Exercise: Rewrite everything from the start of the records down to the line containing "tab-bag[interactable]: Bag bbox=[687, 165, 750, 202]", renaming "angora" to "cashmere" and leaving all else unchanged.

Data supplied:
— Begin —
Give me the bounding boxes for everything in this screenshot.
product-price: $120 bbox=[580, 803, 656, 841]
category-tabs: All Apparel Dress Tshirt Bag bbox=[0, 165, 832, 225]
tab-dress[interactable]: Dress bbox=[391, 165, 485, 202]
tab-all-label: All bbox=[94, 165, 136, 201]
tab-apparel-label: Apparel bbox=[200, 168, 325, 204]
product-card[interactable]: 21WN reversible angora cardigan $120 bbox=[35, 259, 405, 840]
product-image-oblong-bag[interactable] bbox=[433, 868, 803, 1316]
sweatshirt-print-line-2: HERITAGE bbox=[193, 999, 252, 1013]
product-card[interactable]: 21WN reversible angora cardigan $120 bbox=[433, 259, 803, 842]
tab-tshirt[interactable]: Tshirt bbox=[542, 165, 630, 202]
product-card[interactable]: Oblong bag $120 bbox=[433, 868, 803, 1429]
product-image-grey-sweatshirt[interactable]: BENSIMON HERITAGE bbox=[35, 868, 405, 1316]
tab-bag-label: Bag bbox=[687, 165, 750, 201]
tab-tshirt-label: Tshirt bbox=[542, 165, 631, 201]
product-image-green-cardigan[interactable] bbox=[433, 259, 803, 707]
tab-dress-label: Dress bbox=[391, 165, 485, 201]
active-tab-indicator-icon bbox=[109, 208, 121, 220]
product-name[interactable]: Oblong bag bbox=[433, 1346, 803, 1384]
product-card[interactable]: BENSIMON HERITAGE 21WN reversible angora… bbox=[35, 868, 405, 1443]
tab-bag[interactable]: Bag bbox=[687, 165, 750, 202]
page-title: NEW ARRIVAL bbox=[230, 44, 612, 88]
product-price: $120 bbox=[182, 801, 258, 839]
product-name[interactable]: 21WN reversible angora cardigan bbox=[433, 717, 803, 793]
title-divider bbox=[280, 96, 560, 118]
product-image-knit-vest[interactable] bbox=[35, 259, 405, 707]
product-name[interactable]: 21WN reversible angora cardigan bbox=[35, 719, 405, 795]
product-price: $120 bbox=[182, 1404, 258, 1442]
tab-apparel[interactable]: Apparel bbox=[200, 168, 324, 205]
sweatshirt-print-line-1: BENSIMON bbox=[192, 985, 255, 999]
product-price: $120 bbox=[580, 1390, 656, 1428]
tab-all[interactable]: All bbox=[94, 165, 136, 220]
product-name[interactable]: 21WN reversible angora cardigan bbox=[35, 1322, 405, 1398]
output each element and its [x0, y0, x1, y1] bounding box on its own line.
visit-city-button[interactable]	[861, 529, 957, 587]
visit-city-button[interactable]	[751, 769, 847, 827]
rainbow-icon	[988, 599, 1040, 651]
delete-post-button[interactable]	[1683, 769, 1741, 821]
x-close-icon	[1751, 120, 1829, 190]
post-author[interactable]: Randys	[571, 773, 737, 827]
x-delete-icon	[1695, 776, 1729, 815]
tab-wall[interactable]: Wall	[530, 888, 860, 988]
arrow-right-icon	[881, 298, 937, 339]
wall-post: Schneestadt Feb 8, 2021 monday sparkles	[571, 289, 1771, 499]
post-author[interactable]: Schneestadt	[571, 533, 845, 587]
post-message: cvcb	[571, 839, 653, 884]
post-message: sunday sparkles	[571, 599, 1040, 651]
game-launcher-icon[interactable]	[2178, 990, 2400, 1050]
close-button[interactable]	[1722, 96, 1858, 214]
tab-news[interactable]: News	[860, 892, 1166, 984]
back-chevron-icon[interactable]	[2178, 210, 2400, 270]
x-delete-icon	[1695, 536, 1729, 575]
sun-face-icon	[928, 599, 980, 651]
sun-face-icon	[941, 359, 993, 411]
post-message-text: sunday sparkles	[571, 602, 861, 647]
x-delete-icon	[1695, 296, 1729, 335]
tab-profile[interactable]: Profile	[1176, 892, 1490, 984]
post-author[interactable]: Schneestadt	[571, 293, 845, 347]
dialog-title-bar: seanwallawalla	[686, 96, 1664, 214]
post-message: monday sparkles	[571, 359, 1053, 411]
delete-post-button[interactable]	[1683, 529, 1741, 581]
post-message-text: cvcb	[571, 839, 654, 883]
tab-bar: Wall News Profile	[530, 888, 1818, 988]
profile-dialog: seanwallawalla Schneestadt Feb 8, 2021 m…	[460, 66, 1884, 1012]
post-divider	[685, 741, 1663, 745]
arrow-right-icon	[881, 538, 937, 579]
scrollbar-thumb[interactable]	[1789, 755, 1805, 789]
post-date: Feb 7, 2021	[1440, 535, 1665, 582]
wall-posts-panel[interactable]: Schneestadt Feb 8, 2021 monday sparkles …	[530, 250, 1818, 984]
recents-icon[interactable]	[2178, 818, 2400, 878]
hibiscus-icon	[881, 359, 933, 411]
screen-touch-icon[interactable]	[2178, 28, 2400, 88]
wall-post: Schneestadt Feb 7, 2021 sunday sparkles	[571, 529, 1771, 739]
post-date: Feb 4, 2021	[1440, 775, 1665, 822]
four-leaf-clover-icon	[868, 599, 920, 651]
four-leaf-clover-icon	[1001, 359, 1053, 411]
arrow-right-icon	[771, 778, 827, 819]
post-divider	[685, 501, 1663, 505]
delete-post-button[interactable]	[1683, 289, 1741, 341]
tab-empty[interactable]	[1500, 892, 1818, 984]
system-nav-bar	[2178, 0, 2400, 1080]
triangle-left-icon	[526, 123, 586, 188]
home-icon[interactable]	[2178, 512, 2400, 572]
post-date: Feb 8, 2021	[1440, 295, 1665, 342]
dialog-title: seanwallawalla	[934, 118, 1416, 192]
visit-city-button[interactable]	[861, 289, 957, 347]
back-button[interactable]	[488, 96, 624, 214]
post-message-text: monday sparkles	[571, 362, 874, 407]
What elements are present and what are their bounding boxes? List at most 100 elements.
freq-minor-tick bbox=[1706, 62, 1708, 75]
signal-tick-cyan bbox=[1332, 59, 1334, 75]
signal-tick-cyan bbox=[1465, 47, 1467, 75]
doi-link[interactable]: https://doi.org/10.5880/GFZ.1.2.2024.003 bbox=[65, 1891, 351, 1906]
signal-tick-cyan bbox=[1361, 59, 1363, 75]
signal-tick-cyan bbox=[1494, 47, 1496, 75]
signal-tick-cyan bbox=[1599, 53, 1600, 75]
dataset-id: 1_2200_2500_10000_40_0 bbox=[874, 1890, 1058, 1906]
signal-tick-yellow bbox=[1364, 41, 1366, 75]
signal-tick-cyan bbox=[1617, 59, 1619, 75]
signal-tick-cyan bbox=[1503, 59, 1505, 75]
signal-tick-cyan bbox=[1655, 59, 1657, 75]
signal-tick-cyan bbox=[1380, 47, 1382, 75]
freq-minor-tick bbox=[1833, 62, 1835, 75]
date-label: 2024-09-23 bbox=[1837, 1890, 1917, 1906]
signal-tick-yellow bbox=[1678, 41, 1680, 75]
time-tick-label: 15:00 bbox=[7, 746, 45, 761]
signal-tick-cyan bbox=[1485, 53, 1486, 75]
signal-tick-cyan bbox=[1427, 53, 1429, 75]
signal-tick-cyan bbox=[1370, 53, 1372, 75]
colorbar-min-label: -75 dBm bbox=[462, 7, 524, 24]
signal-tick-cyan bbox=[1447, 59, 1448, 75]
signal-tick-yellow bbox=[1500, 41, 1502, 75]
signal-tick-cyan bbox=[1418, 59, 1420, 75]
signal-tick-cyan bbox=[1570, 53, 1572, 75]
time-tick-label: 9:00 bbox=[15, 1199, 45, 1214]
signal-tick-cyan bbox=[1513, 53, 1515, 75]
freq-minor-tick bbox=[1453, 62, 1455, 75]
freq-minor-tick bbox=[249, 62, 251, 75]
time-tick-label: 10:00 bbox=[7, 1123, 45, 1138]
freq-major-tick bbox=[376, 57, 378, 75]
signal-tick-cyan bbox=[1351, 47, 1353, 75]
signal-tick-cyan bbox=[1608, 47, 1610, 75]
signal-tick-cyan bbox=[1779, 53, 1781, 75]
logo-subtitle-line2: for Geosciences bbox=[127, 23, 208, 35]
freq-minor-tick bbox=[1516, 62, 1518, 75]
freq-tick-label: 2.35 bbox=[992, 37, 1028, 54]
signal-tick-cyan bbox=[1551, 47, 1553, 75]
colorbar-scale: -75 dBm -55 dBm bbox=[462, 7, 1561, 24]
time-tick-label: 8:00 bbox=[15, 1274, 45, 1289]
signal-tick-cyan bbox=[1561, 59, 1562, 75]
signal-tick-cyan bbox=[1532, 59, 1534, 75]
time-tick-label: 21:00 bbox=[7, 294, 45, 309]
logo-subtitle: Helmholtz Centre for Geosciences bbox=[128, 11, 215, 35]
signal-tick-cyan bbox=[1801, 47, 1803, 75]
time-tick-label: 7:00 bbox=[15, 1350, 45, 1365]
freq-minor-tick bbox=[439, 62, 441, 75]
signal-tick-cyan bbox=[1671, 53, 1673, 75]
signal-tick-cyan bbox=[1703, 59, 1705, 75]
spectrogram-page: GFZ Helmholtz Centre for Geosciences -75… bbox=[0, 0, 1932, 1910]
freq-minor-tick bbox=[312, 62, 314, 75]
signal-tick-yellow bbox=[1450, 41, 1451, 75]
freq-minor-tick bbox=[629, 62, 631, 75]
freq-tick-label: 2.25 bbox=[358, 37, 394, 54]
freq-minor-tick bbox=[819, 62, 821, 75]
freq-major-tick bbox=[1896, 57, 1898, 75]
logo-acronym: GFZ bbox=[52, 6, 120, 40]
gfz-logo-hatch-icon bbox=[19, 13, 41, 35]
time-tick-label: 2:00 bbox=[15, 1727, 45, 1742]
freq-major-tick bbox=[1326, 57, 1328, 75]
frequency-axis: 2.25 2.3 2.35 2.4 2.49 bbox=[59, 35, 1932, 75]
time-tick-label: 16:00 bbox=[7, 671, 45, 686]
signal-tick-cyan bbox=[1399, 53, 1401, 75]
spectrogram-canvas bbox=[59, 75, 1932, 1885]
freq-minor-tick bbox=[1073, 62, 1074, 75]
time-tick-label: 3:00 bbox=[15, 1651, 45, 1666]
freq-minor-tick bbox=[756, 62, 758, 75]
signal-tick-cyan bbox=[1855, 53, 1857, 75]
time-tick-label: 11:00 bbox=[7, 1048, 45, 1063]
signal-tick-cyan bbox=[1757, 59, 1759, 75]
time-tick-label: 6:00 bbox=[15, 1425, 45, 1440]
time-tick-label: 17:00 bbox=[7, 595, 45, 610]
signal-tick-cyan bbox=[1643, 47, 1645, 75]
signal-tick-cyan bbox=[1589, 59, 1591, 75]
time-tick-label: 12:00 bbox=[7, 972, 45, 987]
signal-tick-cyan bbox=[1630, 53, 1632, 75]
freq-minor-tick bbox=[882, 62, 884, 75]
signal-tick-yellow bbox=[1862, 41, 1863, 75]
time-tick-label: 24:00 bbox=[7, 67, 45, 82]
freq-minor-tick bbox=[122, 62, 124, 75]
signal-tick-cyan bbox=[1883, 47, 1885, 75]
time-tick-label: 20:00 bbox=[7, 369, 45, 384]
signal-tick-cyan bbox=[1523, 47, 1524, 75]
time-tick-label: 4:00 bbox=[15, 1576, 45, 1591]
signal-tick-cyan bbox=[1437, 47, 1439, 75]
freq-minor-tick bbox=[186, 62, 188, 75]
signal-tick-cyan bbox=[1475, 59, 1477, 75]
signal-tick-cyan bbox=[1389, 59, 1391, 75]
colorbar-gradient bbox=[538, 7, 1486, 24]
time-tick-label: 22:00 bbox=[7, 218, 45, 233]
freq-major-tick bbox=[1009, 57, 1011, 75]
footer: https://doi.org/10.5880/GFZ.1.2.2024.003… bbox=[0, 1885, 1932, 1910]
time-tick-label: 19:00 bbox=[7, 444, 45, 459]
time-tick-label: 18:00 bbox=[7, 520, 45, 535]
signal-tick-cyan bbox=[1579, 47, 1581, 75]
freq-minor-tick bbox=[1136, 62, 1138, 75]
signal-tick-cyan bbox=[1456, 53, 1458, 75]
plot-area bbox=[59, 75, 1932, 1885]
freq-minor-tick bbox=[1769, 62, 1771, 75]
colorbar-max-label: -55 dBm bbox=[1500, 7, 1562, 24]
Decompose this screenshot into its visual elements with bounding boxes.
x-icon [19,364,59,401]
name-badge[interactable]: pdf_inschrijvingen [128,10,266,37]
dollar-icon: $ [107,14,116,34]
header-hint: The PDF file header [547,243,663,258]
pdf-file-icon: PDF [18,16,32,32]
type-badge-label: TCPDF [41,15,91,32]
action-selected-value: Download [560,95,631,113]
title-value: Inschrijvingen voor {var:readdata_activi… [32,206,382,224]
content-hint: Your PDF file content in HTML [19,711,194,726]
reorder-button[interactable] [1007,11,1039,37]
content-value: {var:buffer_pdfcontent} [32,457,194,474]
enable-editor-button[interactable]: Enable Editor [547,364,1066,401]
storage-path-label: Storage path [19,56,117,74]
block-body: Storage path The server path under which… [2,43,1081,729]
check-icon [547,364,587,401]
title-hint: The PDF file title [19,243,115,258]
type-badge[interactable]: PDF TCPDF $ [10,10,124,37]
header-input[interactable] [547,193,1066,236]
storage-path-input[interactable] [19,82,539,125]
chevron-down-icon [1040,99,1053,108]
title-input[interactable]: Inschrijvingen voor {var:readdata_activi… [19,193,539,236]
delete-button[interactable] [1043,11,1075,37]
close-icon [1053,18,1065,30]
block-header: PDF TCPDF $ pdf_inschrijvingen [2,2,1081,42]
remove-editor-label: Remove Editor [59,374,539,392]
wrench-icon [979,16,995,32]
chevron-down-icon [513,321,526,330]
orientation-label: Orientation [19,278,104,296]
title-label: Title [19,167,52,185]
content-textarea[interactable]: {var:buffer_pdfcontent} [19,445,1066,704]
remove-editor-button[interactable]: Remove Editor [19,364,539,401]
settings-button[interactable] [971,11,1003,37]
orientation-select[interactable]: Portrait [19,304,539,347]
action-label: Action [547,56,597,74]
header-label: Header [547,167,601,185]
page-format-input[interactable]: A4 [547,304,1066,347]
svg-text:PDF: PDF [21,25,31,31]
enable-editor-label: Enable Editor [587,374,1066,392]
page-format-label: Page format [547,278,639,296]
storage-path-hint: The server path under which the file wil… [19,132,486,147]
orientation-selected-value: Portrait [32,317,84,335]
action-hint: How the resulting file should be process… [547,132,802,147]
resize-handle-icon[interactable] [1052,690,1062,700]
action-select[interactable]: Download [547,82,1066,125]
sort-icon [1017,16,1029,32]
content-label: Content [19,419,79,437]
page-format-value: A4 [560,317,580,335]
— End —
Solution for this problem:
Give me the bounding boxes for everything in this screenshot.
product-price: $120 bbox=[580, 803, 656, 841]
category-tabs: All Apparel Dress Tshirt Bag bbox=[0, 165, 832, 225]
tab-dress[interactable]: Dress bbox=[391, 165, 485, 202]
tab-all-label: All bbox=[94, 165, 136, 201]
tab-apparel-label: Apparel bbox=[200, 168, 325, 204]
product-card[interactable]: 21WN reversible cashmere cardigan $120 bbox=[35, 259, 405, 840]
product-image-oblong-bag[interactable] bbox=[433, 868, 803, 1316]
sweatshirt-print-line-2: HERITAGE bbox=[193, 999, 252, 1013]
product-card[interactable]: 21WN reversible cashmere cardigan $120 bbox=[433, 259, 803, 842]
tab-tshirt[interactable]: Tshirt bbox=[542, 165, 630, 202]
product-card[interactable]: Oblong bag $120 bbox=[433, 868, 803, 1429]
product-image-grey-sweatshirt[interactable]: BENSIMON HERITAGE bbox=[35, 868, 405, 1316]
tab-bag-label: Bag bbox=[687, 165, 750, 201]
tab-tshirt-label: Tshirt bbox=[542, 165, 631, 201]
product-image-green-cardigan[interactable] bbox=[433, 259, 803, 707]
tab-dress-label: Dress bbox=[391, 165, 485, 201]
active-tab-indicator-icon bbox=[109, 208, 121, 220]
product-name[interactable]: Oblong bag bbox=[433, 1346, 803, 1384]
product-card[interactable]: BENSIMON HERITAGE 21WN reversible cashmere… bbox=[35, 868, 405, 1443]
tab-bag[interactable]: Bag bbox=[687, 165, 750, 202]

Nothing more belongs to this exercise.